Read the data and repeat all of it exactly.
-- BEGIN --
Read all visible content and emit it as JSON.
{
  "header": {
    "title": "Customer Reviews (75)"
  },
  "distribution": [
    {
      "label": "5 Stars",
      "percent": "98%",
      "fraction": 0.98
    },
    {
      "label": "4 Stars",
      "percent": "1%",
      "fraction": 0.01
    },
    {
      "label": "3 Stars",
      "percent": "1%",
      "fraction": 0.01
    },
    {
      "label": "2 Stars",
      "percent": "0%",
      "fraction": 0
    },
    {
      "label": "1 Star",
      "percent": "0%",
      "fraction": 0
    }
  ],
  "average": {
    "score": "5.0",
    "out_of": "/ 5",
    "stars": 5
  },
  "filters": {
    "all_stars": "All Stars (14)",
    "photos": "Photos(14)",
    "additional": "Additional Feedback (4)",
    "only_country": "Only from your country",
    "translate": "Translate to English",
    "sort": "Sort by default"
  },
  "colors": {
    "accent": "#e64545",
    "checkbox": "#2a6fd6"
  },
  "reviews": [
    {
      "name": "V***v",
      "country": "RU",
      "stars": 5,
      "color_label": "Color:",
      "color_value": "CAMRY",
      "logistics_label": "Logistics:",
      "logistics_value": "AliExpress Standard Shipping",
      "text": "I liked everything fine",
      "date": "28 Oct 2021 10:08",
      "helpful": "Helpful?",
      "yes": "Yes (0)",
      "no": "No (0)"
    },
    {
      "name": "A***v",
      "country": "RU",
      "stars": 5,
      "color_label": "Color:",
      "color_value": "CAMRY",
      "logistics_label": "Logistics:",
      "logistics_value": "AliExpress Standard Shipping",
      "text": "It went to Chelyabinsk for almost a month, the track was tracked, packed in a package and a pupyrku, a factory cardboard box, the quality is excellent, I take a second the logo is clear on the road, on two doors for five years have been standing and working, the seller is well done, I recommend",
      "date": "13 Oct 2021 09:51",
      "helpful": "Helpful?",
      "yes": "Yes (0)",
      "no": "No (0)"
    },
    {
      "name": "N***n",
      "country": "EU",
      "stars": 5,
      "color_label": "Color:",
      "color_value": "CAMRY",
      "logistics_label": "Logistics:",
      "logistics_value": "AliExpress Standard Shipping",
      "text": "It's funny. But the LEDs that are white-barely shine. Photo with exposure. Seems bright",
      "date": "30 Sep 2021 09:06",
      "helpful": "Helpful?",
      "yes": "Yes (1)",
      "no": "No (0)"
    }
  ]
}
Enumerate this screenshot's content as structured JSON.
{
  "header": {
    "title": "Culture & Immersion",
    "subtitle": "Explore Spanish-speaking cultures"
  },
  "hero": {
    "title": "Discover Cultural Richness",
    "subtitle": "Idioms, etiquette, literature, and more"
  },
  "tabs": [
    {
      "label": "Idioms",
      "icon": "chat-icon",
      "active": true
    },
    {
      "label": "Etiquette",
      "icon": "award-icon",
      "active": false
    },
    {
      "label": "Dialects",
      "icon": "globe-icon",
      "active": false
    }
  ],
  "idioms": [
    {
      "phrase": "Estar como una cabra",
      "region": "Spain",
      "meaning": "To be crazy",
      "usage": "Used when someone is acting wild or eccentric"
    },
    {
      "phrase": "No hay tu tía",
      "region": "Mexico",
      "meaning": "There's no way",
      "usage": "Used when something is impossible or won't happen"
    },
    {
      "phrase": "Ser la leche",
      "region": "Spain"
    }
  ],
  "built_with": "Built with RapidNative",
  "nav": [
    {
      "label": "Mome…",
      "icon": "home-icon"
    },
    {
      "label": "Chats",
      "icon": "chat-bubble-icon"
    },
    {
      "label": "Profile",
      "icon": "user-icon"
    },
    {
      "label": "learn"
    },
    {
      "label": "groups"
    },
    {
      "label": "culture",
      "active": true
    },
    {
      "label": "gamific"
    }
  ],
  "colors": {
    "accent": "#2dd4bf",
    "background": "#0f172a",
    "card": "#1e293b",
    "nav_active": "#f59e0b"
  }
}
-- END --
- _Expected output_
Read all visible content and emit it as JSON.
{
  "header": {
    "title": "Customer Reviews (75)"
  },
  "distribution": [
    {
      "label": "5 Stars",
      "percent": "98%",
      "fraction": 0.98
    },
    {
      "label": "4 Stars",
      "percent": "1%",
      "fraction": 0.01
    },
    {
      "label": "3 Stars",
      "percent": "1%",
      "fraction": 0.01
    },
    {
      "label": "2 Stars",
      "percent": "0%",
      "fraction": 0
    },
    {
      "label": "1 Star",
      "percent": "0%",
      "fraction": 0
    }
  ],
  "average": {
    "score": "5.0",
    "out_of": "/ 5",
    "stars": 5
  },
  "filters": {
    "all_stars": "All Stars (14)",
    "photos": "Photos(14)",
    "additional": "Additional Feedback (4)",
    "only_country": "Only from your country",
    "translate": "Translate to English",
    "sort": "Sort by default"
  },
  "colors": {
    "accent": "#e64545",
    "checkbox": "#2a6fd6"
  },
  "reviews": [
    {
      "name": "V***v",
      "country": "RU",
      "stars": 5,
      "color_label": "Color:",
      "color_value": "CAMRY",
      "logistics_label": "Logistics:",
      "logistics_value": "AliExpress Standard Shipping",
      "text": "I liked everything fine",
      "date": "28 Oct 2021 10:08",
      "helpful": "Helpful?",
      "yes": "Yes (0)",
      "no": "No (0)"
    },
    {
      "name": "A***v",
      "country": "RU",
      "stars": 5,
      "color_label": "Color:",
      "color_value": "CAMRY",
      "logistics_label": "Logistics:",
      "logistics_value": "AliExpress Standard Shipping",
      "text": "It went to Chelyabinsk for almost a month, the track was tracked, packed in a package and a pupyrku, a factory cardboard box, the quality is excellent, I take a second the logo is clear on the road, on two doors for five years have been standing and working, the seller is well done, I recommend",
      "date": "13 Oct 2021 09:51",
      "helpful": "Helpful?",
      "yes": "Yes (0)",
      "no": "No (0)"
    },
    {
      "name": "N***n",
      "country": "EU",
      "stars": 5,
      "color_label": "Color:",
      "color_value": "CAMRY",
      "logistics_label": "Logistics:",
      "logistics_value": "AliExpress Standard Shipping",
      "text": "It's funny. But the LEDs that are white-barely shine. Photo with exposure. Seems bright",
      "date": "30 Sep 2021 09:06",
      "helpful": "Helpful?",
      "yes": "Yes (1)",
      "no": "No (0)"
    }
  ]
}
Enumerate this screenshot's content as structured JSON.
{
  "header": {
    "title": "Culture & Immersion",
    "subtitle": "Explore Spanish-speaking cultures"
  },
  "hero": {
    "title": "Discover Cultural Richness",
    "subtitle": "Idioms, etiquette, literature, and more"
  },
  "tabs": [
    {
      "label": "Idioms",
      "icon": "chat-icon",
      "active": true
    },
    {
      "label": "Etiquette",
      "icon": "award-icon",
      "active": false
    },
    {
      "label": "Dialects",
      "icon": "globe-icon",
      "active": false
    }
  ],
  "idioms": [
    {
      "phrase": "Estar como una cabra",
      "region": "Spain",
      "meaning": "To be crazy",
      "usage": "Used when someone is acting wild or eccentric"
    },
    {
      "phrase": "No hay tu tía",
      "region": "Mexico",
      "meaning": "There's no way",
      "usage": "Used when something is impossible or won't happen"
    },
    {
      "phrase": "Ser la leche",
      "region": "Spain"
    }
  ],
  "built_with": "Built with RapidNative",
  "nav": [
    {
      "label": "Mome…",
      "icon": "home-icon"
    },
    {
      "label": "Chats",
      "icon": "chat-bubble-icon"
    },
    {
      "label": "Profile",
      "icon": "user-icon"
    },
    {
      "label": "learn"
    },
    {
      "label": "groups"
    },
    {
      "label": "culture",
      "active": true
    },
    {
      "label": "gamific"
    }
  ],
  "colors": {
    "accent": "#2dd4bf",
    "background": "#0f172a",
    "card": "#1e293b",
    "nav_active": "#f59e0b"
  }
}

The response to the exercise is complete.